Task goal ->
Examine the material below and count the lines that hold the word "чуть". Report only the number.

— start of Data in this exercise —

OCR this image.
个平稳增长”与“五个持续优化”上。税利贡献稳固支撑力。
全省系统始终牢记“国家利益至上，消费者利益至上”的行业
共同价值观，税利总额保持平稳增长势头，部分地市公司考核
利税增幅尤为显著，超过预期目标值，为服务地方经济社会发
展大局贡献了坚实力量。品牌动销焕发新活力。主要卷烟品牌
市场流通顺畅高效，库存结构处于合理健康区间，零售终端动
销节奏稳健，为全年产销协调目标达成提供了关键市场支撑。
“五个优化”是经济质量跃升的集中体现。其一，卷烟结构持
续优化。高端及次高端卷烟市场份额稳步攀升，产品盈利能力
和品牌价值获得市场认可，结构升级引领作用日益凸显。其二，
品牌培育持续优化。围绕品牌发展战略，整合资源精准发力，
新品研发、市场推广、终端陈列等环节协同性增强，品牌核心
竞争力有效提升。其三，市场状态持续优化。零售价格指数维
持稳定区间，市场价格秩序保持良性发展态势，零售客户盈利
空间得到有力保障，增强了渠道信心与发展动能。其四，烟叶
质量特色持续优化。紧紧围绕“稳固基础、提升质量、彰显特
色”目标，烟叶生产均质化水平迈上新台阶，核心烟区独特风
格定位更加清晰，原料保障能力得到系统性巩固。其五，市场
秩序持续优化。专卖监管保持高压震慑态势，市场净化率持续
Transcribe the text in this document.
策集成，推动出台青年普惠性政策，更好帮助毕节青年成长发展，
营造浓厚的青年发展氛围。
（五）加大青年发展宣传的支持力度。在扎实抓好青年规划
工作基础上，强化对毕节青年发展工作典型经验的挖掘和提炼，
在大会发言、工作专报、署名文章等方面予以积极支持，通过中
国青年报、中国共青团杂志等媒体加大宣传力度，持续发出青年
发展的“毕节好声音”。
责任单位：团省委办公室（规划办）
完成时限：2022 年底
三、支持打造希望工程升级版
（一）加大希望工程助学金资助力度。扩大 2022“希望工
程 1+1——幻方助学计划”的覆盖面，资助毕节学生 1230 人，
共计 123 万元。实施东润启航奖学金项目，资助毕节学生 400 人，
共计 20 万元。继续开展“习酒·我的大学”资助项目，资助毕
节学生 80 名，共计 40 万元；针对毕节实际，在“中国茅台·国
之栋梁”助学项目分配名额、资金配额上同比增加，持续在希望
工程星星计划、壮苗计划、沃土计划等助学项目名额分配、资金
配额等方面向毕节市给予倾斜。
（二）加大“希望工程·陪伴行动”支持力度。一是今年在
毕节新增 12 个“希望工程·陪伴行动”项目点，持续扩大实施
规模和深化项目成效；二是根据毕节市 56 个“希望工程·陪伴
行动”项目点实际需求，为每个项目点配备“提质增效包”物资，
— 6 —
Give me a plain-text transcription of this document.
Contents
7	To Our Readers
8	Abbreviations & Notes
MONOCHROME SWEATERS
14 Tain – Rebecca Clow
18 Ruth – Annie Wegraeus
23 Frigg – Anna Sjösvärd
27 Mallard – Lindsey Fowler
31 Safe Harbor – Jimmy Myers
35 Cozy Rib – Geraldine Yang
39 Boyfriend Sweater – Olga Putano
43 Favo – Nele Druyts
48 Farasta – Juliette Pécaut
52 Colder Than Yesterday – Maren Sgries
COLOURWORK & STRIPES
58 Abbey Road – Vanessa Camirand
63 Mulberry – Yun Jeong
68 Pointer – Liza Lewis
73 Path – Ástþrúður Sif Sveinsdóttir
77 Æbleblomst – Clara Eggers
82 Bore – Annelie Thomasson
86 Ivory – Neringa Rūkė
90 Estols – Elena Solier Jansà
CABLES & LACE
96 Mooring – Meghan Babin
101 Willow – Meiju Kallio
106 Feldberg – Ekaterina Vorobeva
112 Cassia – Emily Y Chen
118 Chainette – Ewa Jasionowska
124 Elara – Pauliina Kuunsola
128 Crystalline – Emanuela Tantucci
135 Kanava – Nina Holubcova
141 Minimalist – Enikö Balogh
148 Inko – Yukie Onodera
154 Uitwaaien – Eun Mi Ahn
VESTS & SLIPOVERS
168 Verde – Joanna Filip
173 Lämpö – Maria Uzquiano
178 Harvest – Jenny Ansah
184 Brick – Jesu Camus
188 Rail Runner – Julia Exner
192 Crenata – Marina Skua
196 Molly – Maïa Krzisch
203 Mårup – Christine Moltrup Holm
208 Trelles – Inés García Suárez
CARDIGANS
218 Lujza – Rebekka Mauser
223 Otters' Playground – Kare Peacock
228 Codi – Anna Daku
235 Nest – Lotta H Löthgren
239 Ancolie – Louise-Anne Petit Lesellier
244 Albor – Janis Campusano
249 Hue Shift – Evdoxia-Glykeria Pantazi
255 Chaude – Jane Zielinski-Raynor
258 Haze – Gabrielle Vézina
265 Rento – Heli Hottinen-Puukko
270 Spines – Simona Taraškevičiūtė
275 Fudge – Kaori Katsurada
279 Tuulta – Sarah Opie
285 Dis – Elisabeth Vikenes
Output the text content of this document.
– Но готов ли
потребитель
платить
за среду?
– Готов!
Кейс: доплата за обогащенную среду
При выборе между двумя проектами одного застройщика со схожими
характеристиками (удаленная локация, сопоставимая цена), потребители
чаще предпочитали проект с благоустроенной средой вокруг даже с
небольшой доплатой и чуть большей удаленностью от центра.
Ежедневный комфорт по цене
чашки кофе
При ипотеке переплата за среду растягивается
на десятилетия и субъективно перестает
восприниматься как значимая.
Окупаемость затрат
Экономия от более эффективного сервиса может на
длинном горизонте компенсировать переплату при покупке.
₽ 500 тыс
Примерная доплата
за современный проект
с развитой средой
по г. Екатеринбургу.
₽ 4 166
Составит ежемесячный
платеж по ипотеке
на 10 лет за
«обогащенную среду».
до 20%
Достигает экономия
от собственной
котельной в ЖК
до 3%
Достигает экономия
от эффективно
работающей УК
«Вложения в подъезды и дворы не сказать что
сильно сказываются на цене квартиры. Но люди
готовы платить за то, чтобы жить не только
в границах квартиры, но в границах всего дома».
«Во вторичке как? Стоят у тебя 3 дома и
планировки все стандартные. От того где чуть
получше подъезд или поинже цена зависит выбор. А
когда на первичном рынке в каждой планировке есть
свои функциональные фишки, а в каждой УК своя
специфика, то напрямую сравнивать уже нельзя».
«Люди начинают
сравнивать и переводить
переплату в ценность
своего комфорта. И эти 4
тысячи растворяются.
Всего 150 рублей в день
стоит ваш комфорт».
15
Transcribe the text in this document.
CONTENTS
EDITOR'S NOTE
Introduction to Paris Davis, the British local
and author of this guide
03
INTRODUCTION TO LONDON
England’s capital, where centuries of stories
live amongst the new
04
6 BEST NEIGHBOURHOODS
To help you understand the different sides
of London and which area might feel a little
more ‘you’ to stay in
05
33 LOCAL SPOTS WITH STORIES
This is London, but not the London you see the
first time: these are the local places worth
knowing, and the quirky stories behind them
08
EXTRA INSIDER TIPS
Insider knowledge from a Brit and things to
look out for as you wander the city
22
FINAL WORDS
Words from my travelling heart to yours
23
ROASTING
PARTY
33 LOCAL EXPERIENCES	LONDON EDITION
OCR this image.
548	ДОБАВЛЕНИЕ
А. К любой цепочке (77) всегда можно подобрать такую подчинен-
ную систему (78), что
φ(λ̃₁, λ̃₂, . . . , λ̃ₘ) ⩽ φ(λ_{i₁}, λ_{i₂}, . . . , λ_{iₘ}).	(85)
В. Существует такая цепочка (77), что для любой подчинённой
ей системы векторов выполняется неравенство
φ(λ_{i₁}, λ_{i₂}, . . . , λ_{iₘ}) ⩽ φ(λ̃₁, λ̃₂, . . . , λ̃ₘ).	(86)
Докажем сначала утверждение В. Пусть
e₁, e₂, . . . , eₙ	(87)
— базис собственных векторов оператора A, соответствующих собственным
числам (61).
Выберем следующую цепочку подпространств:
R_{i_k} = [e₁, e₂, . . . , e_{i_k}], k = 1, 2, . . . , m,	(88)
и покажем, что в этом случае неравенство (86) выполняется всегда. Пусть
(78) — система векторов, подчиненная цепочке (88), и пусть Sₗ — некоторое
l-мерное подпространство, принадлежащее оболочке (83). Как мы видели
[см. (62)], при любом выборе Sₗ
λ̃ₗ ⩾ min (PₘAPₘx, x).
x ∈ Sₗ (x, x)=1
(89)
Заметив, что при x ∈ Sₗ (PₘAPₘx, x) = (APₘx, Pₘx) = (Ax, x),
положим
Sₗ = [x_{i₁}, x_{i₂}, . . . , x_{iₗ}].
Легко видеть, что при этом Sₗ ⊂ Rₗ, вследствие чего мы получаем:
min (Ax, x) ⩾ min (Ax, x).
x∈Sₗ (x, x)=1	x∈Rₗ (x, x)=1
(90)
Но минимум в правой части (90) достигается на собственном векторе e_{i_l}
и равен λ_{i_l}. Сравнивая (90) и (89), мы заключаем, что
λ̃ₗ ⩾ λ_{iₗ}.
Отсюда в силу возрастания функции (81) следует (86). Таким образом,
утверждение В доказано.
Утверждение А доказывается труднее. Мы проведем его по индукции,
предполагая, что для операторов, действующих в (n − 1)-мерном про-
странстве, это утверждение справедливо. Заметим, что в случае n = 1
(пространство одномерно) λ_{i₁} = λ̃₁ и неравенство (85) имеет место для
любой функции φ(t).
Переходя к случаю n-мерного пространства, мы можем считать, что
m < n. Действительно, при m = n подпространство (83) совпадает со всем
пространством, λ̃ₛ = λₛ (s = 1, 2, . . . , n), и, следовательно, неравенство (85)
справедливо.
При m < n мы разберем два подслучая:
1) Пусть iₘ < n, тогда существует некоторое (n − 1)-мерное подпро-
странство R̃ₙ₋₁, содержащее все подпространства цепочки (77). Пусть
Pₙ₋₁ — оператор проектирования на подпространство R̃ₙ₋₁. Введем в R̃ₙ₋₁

— end of Data in this exercise —

Exercise result ->
2